◆ **TASK DETAILS**
Using the data below, gather each line that includes the word "Navarrette".

Dataset entries

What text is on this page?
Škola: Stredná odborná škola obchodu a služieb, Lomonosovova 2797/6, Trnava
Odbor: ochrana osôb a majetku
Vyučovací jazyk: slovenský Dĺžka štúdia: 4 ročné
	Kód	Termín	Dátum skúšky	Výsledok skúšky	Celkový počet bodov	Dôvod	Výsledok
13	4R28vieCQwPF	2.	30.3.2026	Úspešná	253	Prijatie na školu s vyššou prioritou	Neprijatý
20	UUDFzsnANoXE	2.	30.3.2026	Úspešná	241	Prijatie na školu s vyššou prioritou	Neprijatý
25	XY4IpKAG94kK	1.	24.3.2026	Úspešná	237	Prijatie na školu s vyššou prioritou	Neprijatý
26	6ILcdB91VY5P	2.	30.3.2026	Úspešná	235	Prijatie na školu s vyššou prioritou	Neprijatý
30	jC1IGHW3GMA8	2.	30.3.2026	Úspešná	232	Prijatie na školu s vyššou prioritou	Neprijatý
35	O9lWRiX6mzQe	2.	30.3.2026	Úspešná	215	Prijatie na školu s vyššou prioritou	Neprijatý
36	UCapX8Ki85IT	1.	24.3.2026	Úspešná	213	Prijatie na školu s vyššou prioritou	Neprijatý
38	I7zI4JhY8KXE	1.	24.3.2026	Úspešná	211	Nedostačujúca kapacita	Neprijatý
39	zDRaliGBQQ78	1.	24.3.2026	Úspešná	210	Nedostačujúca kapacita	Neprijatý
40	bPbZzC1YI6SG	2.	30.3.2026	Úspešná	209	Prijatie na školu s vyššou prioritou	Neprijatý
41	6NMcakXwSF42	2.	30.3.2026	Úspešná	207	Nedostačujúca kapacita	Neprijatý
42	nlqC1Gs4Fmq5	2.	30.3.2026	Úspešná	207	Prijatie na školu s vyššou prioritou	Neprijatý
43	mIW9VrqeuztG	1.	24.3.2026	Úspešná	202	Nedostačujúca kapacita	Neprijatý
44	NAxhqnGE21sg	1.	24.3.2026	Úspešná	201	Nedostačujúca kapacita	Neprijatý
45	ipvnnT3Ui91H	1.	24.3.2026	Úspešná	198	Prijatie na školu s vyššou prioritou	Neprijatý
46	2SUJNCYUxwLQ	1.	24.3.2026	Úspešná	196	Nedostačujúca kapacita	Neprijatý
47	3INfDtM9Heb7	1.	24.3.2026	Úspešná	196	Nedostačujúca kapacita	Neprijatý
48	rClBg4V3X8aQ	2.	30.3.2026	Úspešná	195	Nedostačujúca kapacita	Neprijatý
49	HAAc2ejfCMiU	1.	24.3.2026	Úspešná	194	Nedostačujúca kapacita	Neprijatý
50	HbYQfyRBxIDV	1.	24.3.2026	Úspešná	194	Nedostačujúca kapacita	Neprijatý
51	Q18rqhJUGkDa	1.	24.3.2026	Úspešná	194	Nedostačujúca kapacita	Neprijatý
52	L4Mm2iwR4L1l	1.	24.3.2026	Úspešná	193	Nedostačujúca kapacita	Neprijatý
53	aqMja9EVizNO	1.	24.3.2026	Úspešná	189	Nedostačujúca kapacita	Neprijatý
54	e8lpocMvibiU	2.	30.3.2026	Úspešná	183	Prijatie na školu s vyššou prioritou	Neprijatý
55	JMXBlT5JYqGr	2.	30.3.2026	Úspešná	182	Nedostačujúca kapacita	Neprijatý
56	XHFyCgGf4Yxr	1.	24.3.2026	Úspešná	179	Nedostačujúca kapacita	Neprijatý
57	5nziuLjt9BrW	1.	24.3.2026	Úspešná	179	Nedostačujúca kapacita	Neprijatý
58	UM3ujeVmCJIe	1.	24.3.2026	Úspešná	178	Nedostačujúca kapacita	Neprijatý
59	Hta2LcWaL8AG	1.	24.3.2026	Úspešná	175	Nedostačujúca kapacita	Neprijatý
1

...

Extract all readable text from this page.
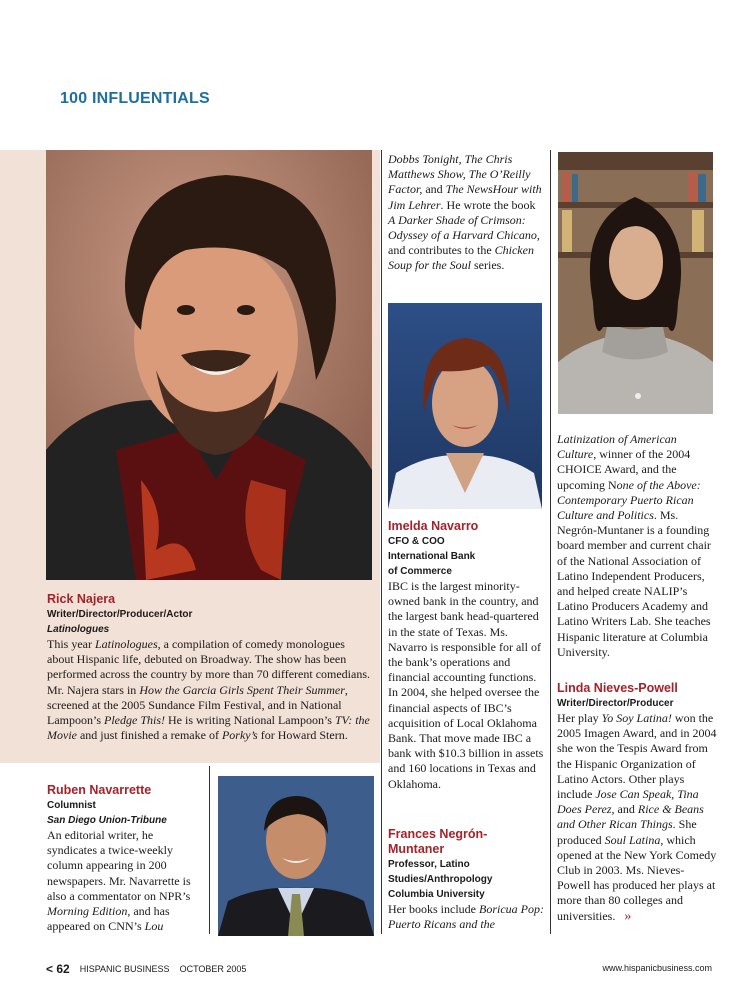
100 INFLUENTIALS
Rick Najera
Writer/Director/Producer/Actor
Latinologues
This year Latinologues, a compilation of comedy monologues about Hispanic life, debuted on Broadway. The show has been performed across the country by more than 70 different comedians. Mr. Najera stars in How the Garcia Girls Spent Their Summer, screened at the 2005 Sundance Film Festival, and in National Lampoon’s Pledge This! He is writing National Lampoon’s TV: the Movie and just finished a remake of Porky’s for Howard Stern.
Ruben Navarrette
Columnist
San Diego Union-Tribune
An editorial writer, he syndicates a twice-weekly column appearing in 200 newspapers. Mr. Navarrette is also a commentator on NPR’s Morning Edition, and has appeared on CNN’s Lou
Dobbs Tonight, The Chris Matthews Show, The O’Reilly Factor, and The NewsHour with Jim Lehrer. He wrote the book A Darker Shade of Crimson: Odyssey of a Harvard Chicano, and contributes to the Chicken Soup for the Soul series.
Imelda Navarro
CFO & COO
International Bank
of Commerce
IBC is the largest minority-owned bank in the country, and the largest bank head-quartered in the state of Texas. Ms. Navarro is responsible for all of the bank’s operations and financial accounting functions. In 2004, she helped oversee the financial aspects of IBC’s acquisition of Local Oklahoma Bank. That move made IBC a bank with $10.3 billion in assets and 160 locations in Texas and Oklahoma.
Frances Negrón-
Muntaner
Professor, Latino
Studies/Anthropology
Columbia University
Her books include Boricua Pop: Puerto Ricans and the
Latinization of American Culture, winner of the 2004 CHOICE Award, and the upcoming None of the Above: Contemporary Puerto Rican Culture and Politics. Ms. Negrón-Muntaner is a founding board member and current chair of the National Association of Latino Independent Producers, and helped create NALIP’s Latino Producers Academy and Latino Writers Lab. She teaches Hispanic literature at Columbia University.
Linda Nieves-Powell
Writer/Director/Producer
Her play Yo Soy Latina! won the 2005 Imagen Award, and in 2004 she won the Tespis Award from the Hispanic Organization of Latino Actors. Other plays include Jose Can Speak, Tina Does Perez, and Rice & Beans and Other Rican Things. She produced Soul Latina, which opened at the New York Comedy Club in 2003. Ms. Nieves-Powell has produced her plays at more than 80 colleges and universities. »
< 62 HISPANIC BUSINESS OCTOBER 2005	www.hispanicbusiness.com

◆ **EXERCISE RESULT**
Ruben Navarrette
An editorial writer, he syndicates a twice-weekly column appearing in 200 newspapers. Mr. Navarrette is also a commentator on NPR’s Morning Edition, and has appeared on CNN’s Lou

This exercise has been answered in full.